Exercise instructions. Restate the data exactly as given and keep the pictures out.
··· Raw data
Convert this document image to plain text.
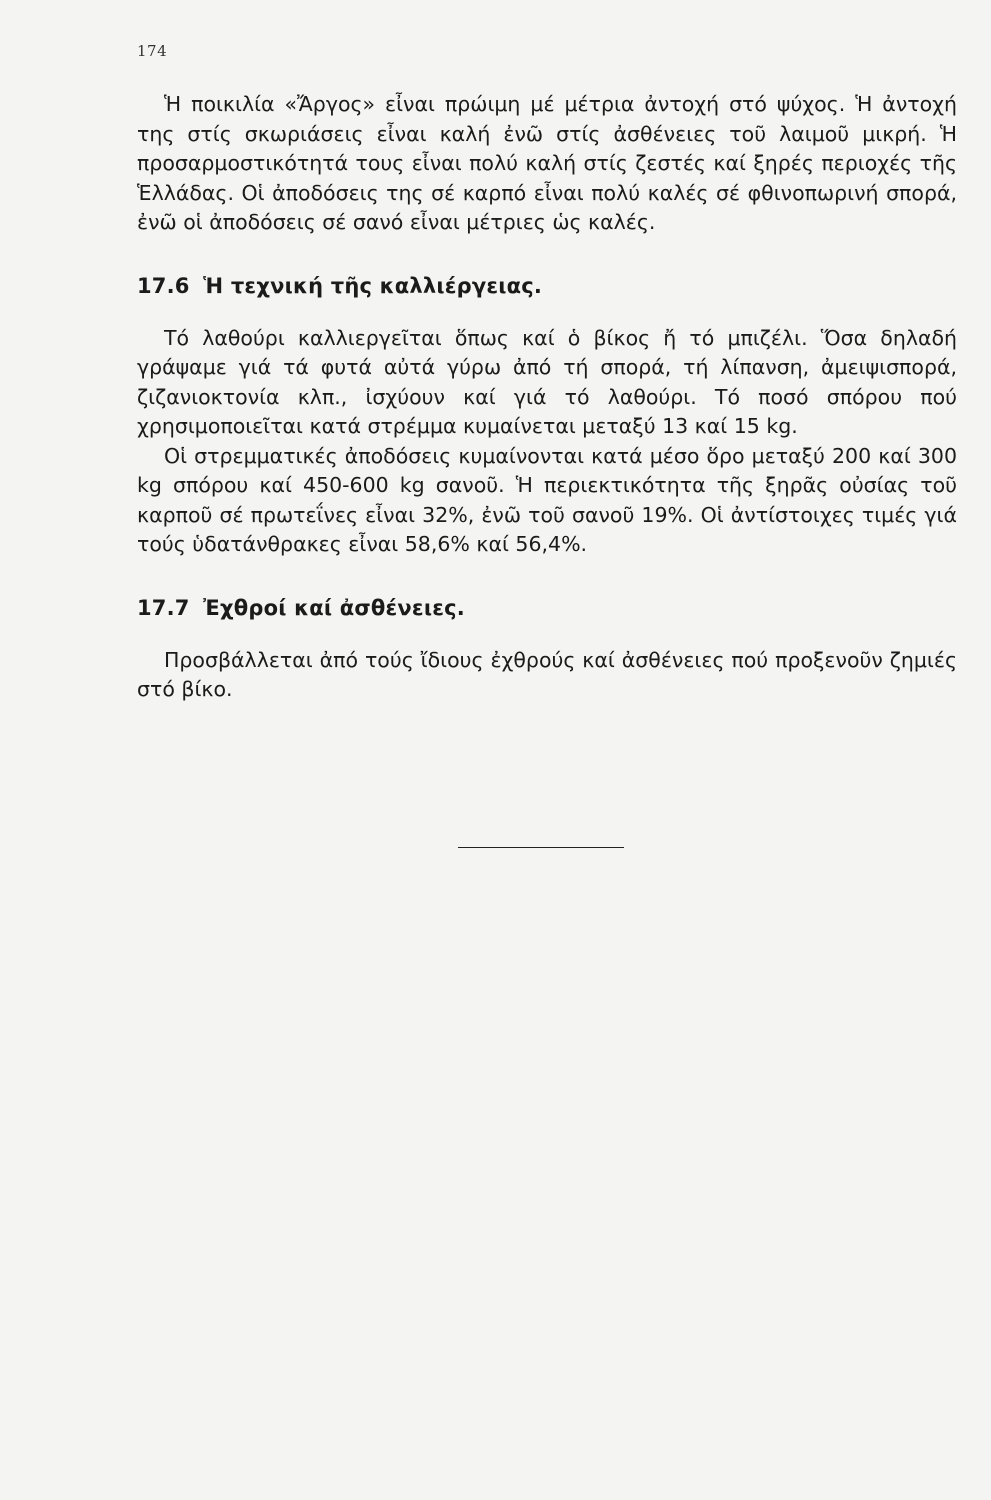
174

Ἡ ποικιλία «Ἄργος» εἶναι πρώιμη μέ μέτρια ἀντοχή στό ψύχος. Ἡ ἀντοχή της στίς σκωριάσεις εἶναι καλή ἐνῶ στίς ἀσθένειες τοῦ λαιμοῦ μικρή. Ἡ προσαρμοστικότητά τους εἶναι πολύ καλή στίς ζεστές καί ξηρές περιοχές τῆς Ἑλλάδας. Οἱ ἀποδόσεις της σέ καρπό εἶναι πολύ καλές σέ φθινοπωρινή σπορά, ἐνῶ οἱ ἀποδόσεις σέ σανό εἶναι μέτριες ὡς καλές.

17.6 Ἡ τεχνική τῆς καλλιέργειας.

Τό λαθούρι καλλιεργεῖται ὅπως καί ὁ βίκος ἤ τό μπιζέλι. Ὅσα δηλαδή γράψαμε γιά τά φυτά αὐτά γύρω ἀπό τή σπορά, τή λίπανση, ἀμειψισπορά, ζιζανιοκτονία κλπ., ἰσχύουν καί γιά τό λαθούρι. Τό ποσό σπόρου πού χρησιμοποιεῖται κατά στρέμμα κυμαίνεται μεταξύ 13 καί 15 kg.

Οἱ στρεμματικές ἀποδόσεις κυμαίνονται κατά μέσο ὅρο μεταξύ 200 καί 300 kg σπόρου καί 450-600 kg σανοῦ. Ἡ περιεκτικότητα τῆς ξηρᾶς οὐσίας τοῦ καρποῦ σέ πρωτεΐνες εἶναι 32%, ἐνῶ τοῦ σανοῦ 19%. Οἱ ἀντίστοιχες τιμές γιά τούς ὑδατάνθρακες εἶναι 58,6% καί 56,4%.

17.7 Ἐχθροί καί ἀσθένειες.

Προσβάλλεται ἀπό τούς ἴδιους ἐχθρούς καί ἀσθένειες πού προξενοῦν ζημιές στό βίκο.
······
Full output.
Convert this document image to plain text.
174

Ἡ ποικιλία «Ἄργος» εἶναι πρώιμη μέ μέτρια ἀντοχή στό ψύχος. Ἡ ἀντοχή της στίς σκωριάσεις εἶναι καλή ἐνῶ στίς ἀσθένειες τοῦ λαιμοῦ μικρή. Ἡ προσαρμοστικότητά τους εἶναι πολύ καλή στίς ζεστές καί ξηρές περιοχές τῆς Ἑλλάδας. Οἱ ἀποδόσεις της σέ καρπό εἶναι πολύ καλές σέ φθινοπωρινή σπορά, ἐνῶ οἱ ἀποδόσεις σέ σανό εἶναι μέτριες ὡς καλές.

17.6 Ἡ τεχνική τῆς καλλιέργειας.

Τό λαθούρι καλλιεργεῖται ὅπως καί ὁ βίκος ἤ τό μπιζέλι. Ὅσα δηλαδή γράψαμε γιά τά φυτά αὐτά γύρω ἀπό τή σπορά, τή λίπανση, ἀμειψισπορά, ζιζανιοκτονία κλπ., ἰσχύουν καί γιά τό λαθούρι. Τό ποσό σπόρου πού χρησιμοποιεῖται κατά στρέμμα κυμαίνεται μεταξύ 13 καί 15 kg.

Οἱ στρεμματικές ἀποδόσεις κυμαίνονται κατά μέσο ὅρο μεταξύ 200 καί 300 kg σπόρου καί 450-600 kg σανοῦ. Ἡ περιεκτικότητα τῆς ξηρᾶς οὐσίας τοῦ καρποῦ σέ πρωτεΐνες εἶναι 32%, ἐνῶ τοῦ σανοῦ 19%. Οἱ ἀντίστοιχες τιμές γιά τούς ὑδατάνθρακες εἶναι 58,6% καί 56,4%.

17.7 Ἐχθροί καί ἀσθένειες.

Προσβάλλεται ἀπό τούς ἴδιους ἐχθρούς καί ἀσθένειες πού προξενοῦν ζημιές στό βίκο.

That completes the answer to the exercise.